▶ _Task directions_
Scan the records for the string "search"; copy each line where it occurs.

▶ _Given data_
****************************************

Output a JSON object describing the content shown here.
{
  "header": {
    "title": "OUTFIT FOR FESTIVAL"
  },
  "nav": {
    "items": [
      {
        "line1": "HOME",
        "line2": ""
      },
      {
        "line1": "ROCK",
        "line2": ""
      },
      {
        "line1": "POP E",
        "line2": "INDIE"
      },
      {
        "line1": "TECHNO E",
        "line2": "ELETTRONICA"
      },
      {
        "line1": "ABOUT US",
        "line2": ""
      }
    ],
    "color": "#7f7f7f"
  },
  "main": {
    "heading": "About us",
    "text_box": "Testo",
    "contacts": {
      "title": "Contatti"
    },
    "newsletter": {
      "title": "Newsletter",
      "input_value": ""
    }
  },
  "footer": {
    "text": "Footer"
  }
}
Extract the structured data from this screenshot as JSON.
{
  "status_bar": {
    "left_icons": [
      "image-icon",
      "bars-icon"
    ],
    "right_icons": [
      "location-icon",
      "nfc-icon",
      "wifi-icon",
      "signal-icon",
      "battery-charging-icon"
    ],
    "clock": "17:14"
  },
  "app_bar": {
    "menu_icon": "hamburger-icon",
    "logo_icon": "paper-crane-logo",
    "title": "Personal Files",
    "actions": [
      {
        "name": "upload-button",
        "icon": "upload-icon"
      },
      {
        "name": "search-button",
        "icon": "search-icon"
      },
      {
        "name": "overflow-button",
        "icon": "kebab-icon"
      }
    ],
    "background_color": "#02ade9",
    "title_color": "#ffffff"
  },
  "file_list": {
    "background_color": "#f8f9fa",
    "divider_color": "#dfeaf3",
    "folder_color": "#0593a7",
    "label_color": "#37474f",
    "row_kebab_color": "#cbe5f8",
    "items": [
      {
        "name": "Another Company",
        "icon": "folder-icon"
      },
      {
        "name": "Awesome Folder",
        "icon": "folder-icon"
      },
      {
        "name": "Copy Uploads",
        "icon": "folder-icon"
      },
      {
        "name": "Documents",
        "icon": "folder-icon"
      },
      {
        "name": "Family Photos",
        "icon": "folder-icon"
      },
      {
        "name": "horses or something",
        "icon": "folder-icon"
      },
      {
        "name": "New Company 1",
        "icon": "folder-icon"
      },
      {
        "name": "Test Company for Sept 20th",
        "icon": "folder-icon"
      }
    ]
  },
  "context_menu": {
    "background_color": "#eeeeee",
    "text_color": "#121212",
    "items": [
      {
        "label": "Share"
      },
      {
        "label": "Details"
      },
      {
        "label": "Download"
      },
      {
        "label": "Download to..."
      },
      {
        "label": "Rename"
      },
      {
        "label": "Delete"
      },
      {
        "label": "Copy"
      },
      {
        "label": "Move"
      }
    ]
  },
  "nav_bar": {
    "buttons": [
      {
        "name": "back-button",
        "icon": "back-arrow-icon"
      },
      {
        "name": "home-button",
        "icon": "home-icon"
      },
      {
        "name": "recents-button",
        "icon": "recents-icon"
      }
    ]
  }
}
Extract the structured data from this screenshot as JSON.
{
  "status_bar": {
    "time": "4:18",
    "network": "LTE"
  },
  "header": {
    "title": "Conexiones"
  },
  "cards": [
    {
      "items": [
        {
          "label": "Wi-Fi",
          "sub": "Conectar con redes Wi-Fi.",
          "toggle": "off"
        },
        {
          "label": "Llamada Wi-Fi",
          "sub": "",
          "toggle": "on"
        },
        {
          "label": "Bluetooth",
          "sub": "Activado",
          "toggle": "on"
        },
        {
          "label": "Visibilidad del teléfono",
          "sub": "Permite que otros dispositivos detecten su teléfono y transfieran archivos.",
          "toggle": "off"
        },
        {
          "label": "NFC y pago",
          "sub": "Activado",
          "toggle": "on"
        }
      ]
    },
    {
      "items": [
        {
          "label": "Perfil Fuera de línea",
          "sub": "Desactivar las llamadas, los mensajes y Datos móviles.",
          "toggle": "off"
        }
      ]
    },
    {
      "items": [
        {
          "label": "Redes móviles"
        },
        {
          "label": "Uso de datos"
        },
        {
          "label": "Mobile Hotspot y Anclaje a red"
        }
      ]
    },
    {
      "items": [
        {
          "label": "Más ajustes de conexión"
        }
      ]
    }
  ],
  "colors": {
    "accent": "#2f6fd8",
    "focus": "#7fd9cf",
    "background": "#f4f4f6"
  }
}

****************************************

▶ _Result for this exercise_
        "name": "search-button",
        "icon": "search-icon"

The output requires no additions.